→ The request
A line counts if it contains the string "people"; say how many such lines there are, giving only the number.

→ Entries supplied
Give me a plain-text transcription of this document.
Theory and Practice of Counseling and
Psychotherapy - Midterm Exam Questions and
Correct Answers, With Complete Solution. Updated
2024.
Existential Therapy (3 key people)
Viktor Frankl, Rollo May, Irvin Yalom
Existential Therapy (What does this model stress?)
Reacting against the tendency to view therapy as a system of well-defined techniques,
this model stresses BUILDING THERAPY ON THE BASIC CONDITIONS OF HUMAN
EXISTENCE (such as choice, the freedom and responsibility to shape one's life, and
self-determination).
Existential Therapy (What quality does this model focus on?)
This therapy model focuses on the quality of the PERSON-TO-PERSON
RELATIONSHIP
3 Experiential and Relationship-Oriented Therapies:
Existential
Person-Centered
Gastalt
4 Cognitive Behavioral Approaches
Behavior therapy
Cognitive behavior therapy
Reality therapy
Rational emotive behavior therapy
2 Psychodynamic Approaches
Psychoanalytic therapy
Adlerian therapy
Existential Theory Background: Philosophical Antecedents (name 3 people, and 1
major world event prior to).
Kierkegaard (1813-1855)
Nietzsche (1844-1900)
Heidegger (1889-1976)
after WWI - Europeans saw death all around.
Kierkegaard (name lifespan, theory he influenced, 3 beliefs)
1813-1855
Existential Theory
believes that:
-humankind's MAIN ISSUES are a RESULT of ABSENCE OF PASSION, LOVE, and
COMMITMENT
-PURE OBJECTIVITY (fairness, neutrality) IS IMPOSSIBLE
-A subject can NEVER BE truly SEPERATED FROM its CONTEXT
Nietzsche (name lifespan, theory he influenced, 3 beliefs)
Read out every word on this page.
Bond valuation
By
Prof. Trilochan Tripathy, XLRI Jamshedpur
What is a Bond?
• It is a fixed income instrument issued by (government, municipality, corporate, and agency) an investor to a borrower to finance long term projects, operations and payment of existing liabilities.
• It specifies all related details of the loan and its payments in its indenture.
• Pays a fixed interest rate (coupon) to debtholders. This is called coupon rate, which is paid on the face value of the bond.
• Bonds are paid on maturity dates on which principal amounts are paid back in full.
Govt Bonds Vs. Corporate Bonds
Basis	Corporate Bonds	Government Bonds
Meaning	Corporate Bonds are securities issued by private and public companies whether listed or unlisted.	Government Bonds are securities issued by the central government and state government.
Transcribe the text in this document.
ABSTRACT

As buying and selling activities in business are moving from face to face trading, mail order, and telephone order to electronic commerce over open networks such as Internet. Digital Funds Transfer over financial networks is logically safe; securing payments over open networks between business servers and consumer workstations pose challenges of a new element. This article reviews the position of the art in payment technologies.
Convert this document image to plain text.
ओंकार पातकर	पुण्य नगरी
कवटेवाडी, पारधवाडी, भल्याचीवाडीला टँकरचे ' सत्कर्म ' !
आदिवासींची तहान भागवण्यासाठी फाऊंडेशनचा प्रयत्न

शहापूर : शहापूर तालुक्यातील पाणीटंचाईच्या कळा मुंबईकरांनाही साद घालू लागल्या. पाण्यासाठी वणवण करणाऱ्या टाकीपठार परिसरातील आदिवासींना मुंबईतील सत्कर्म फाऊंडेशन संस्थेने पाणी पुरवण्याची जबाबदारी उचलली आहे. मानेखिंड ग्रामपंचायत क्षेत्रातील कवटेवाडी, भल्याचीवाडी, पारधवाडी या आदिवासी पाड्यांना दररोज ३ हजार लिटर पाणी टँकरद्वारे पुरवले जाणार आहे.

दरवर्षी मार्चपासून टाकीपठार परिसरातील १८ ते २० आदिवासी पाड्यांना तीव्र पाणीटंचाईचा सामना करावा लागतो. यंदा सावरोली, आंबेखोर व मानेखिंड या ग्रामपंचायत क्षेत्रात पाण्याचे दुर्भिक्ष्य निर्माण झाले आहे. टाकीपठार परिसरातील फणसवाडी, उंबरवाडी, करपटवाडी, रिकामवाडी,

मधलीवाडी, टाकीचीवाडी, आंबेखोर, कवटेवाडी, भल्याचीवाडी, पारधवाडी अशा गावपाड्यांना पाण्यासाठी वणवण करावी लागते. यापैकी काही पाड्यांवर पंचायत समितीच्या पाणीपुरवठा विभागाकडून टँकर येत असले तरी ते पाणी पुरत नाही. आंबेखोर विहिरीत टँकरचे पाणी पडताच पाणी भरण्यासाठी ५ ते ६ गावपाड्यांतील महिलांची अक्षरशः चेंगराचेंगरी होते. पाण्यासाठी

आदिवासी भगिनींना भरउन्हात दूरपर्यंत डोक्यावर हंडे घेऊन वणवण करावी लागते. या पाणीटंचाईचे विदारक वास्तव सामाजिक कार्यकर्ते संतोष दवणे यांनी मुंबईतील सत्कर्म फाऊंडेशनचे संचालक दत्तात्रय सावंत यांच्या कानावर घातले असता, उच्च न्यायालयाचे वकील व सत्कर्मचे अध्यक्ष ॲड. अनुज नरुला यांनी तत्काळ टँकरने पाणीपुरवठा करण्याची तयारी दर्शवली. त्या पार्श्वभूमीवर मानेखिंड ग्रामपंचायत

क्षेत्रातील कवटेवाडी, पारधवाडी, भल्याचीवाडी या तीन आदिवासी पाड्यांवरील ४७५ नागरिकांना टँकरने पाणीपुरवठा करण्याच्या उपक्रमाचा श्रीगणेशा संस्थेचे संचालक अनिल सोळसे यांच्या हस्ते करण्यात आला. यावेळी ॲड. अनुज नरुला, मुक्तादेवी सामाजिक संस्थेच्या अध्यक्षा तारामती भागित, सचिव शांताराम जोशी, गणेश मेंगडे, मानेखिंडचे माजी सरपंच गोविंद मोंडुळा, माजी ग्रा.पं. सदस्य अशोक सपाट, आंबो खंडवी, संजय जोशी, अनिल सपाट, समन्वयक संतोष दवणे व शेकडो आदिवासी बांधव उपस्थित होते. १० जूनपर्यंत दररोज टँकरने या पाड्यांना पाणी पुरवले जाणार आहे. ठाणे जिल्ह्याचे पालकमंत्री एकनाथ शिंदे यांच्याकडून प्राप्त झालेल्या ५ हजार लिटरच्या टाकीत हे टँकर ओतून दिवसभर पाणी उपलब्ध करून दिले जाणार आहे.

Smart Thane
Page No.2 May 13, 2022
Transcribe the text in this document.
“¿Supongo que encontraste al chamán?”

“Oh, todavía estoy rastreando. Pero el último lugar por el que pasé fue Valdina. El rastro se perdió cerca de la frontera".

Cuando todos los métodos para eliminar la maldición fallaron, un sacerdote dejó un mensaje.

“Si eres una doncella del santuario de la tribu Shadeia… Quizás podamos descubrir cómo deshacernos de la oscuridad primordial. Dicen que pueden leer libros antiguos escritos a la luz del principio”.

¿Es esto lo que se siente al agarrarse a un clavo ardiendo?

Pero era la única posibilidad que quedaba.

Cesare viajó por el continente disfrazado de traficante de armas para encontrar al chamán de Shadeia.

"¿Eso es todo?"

→ Result of this task
2